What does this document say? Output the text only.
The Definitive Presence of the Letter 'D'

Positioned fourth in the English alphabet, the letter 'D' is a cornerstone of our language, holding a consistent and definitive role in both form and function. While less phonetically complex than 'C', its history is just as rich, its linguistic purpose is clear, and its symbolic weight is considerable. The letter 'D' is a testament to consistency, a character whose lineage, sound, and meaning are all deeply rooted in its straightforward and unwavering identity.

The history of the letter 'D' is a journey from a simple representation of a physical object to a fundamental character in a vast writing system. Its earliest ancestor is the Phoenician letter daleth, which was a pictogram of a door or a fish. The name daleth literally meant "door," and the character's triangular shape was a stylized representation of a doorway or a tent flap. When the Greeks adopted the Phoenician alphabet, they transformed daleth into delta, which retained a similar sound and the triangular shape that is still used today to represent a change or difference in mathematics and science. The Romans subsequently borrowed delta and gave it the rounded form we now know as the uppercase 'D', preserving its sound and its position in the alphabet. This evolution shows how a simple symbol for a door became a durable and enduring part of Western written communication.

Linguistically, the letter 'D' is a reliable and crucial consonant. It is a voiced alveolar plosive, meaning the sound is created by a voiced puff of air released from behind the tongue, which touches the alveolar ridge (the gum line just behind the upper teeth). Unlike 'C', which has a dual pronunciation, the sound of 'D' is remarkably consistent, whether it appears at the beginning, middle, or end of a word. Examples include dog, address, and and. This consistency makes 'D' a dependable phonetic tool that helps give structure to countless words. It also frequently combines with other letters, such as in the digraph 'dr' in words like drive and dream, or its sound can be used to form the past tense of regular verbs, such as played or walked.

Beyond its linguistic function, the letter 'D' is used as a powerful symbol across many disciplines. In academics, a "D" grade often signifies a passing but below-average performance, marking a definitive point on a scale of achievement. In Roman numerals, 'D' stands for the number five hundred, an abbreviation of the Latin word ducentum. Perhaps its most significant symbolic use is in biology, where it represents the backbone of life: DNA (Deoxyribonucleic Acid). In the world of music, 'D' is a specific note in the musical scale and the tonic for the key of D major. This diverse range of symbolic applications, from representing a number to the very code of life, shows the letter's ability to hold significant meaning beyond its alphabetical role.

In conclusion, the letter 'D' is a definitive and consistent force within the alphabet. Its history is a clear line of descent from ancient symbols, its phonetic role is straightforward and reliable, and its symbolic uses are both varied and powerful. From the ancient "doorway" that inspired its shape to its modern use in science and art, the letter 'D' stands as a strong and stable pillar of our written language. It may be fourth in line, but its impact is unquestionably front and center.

---

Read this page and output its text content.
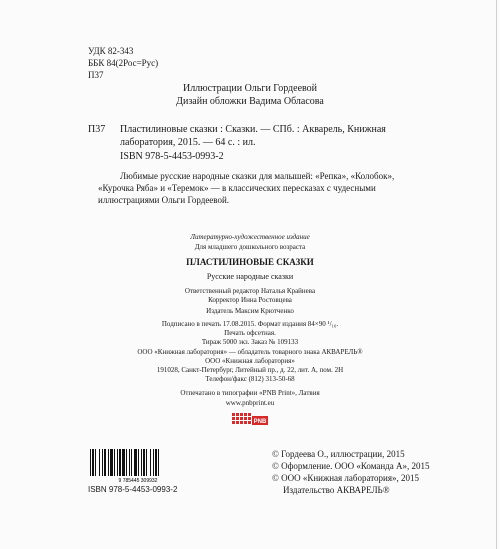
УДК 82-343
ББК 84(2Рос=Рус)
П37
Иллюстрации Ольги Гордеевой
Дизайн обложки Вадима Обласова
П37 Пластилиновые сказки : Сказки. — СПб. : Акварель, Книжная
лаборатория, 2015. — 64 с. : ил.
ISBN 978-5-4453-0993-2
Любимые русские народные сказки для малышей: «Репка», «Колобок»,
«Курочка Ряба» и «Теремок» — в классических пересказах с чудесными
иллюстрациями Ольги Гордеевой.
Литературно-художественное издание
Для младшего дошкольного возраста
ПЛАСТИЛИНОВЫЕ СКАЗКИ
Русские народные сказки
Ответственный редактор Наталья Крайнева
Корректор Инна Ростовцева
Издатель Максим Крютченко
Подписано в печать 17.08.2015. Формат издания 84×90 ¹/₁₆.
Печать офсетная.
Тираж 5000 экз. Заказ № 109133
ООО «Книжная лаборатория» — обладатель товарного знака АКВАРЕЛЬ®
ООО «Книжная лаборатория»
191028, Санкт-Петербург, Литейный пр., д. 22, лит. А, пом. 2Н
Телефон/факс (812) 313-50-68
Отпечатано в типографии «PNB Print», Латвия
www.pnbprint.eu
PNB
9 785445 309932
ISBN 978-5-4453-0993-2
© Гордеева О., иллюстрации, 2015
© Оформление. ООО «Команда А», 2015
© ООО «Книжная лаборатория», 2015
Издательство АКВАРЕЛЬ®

---

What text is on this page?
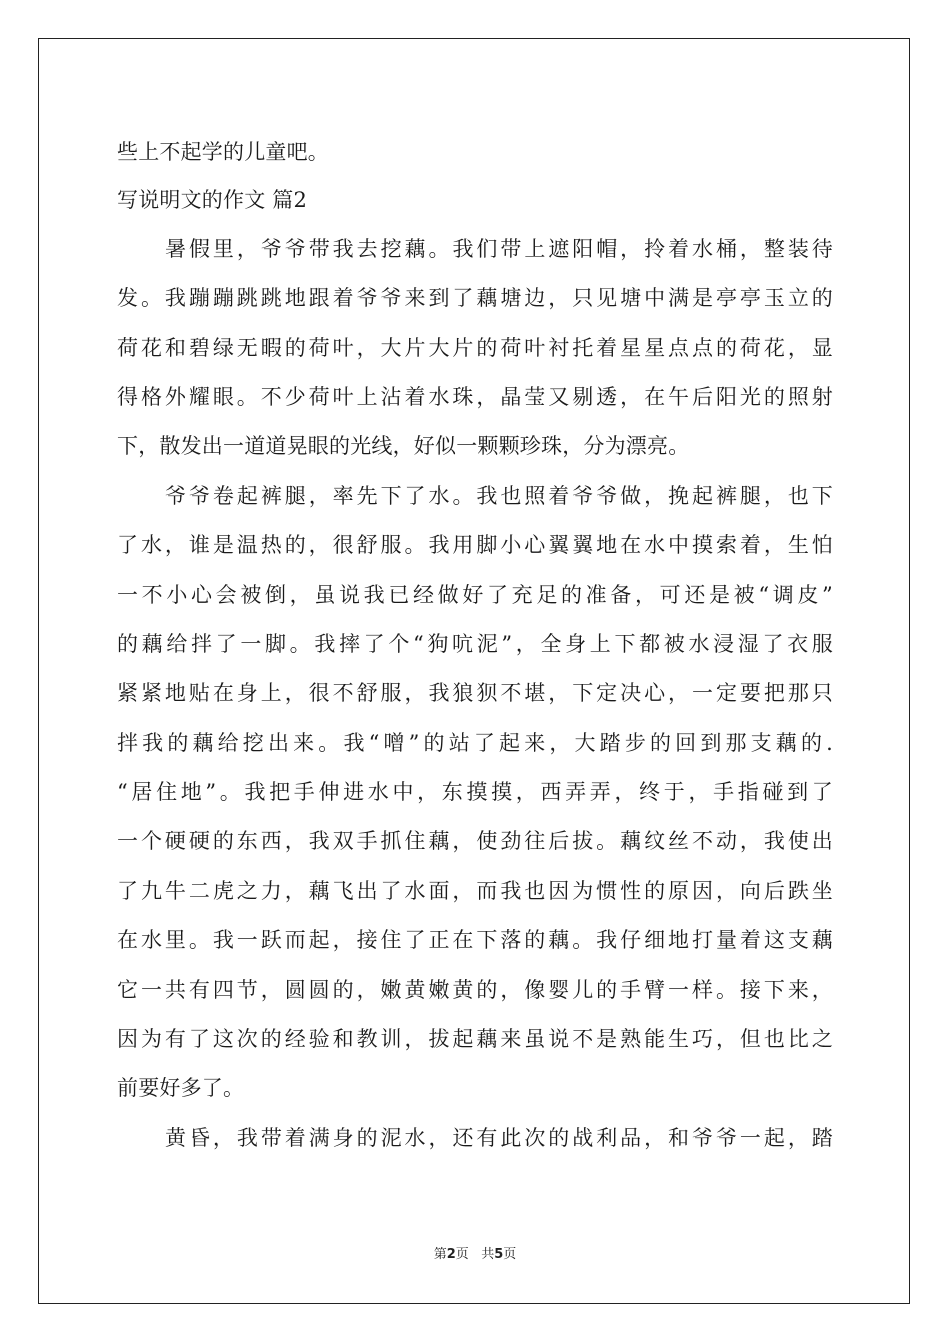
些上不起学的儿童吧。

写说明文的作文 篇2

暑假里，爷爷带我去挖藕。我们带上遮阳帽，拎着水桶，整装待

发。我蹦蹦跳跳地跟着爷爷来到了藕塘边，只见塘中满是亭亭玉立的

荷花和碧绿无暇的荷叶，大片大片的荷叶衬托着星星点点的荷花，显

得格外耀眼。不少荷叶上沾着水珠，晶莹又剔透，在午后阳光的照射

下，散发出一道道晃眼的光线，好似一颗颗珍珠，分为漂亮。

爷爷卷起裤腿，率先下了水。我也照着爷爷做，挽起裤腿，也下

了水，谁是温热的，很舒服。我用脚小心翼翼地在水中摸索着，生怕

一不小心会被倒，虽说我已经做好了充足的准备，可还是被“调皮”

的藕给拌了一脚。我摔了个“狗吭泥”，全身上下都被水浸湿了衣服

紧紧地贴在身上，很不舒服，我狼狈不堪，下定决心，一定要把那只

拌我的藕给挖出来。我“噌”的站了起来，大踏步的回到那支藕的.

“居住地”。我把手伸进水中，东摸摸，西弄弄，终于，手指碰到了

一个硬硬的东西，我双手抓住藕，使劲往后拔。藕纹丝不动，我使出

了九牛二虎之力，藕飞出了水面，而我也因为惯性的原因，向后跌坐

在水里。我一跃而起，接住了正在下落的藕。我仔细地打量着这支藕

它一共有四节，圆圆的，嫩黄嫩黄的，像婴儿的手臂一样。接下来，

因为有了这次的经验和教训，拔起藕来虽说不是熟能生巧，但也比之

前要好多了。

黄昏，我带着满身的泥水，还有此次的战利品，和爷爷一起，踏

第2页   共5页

● Stated exercise:
From the entries above, copy every line where the word "text" shows up.

● Response:
What does this document say? Output the text only.
Read this page and output its text content.
What text is on this page?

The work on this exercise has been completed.